## start INPUT
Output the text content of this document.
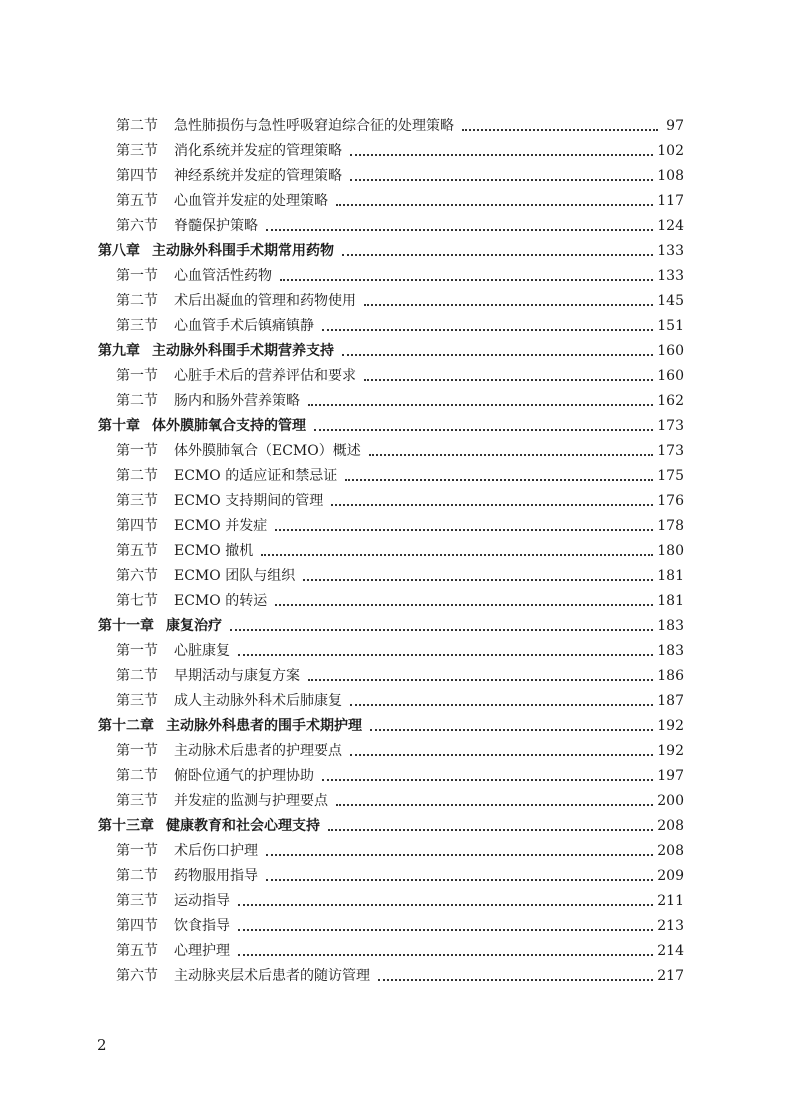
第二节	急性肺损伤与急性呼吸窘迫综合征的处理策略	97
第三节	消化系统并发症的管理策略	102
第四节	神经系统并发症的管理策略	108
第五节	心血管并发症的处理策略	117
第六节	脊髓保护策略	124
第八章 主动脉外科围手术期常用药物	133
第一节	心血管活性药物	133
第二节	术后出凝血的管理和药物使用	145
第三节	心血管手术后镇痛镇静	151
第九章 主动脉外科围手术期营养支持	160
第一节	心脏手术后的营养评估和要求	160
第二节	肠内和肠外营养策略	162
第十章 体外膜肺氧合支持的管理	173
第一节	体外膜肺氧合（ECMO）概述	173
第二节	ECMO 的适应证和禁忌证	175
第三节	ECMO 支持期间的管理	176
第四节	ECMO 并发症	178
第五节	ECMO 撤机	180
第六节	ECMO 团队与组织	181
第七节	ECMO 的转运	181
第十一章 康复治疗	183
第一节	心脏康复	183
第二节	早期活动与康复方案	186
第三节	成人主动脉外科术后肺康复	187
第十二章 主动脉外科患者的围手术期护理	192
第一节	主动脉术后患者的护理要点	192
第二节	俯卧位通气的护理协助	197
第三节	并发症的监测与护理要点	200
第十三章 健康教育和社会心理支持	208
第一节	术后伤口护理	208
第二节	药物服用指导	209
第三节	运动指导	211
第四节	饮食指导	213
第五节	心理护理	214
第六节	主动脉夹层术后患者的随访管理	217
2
## end INPUT
## start INPUT
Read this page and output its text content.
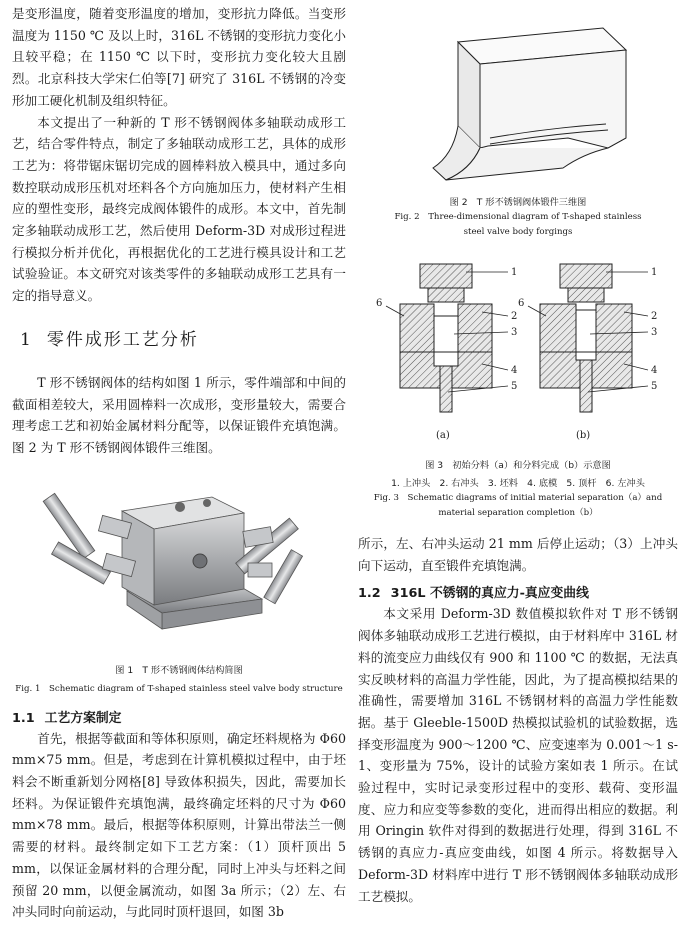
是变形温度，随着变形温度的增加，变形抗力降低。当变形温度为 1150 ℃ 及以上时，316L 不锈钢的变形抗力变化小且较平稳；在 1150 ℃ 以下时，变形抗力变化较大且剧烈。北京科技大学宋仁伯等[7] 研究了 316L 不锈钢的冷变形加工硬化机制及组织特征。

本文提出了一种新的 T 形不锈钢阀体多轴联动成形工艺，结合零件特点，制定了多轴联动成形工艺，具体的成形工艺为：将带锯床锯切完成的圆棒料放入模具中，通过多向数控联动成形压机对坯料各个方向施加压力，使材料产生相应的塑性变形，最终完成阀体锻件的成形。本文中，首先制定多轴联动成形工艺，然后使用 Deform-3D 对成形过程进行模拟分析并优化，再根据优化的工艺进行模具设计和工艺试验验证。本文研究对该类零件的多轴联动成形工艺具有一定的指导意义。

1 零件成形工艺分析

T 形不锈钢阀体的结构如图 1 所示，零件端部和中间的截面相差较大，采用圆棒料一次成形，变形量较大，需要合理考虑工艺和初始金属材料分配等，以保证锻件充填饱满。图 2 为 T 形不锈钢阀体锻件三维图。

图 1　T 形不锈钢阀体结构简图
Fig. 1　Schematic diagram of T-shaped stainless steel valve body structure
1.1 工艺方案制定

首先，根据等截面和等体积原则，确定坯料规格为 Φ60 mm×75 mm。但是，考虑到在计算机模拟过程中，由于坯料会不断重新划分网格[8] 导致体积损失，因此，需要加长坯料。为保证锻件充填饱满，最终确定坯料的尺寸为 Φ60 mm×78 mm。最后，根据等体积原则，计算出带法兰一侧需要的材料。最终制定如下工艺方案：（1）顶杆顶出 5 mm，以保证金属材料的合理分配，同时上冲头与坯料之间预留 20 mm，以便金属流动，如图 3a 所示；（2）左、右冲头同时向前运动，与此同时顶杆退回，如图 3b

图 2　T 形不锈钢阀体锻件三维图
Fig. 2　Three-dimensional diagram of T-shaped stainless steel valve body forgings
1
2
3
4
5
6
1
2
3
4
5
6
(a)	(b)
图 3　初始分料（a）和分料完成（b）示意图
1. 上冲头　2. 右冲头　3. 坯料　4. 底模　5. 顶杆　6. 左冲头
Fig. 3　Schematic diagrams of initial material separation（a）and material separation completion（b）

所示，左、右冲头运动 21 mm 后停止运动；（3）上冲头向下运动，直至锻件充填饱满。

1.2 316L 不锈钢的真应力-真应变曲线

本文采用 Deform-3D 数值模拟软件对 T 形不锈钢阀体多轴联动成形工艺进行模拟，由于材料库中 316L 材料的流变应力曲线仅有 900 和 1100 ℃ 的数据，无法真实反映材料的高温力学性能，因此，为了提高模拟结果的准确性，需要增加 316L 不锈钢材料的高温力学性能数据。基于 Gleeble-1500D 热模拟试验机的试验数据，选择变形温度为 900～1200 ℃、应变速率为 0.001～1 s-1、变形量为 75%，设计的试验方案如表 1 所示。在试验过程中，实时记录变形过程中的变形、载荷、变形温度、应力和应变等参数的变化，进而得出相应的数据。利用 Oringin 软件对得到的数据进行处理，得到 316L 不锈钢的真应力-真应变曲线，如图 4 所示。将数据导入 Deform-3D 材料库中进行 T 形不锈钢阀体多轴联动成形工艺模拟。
## end INPUT
| REQUIREMENT |
Look through the entries above; copy every line holding the string "steel".

| TASK OUTPUT |
Fig. 1　Schematic diagram of T-shaped stainless steel valve body structure
Fig. 2　Three-dimensional diagram of T-shaped stainless steel valve body forgings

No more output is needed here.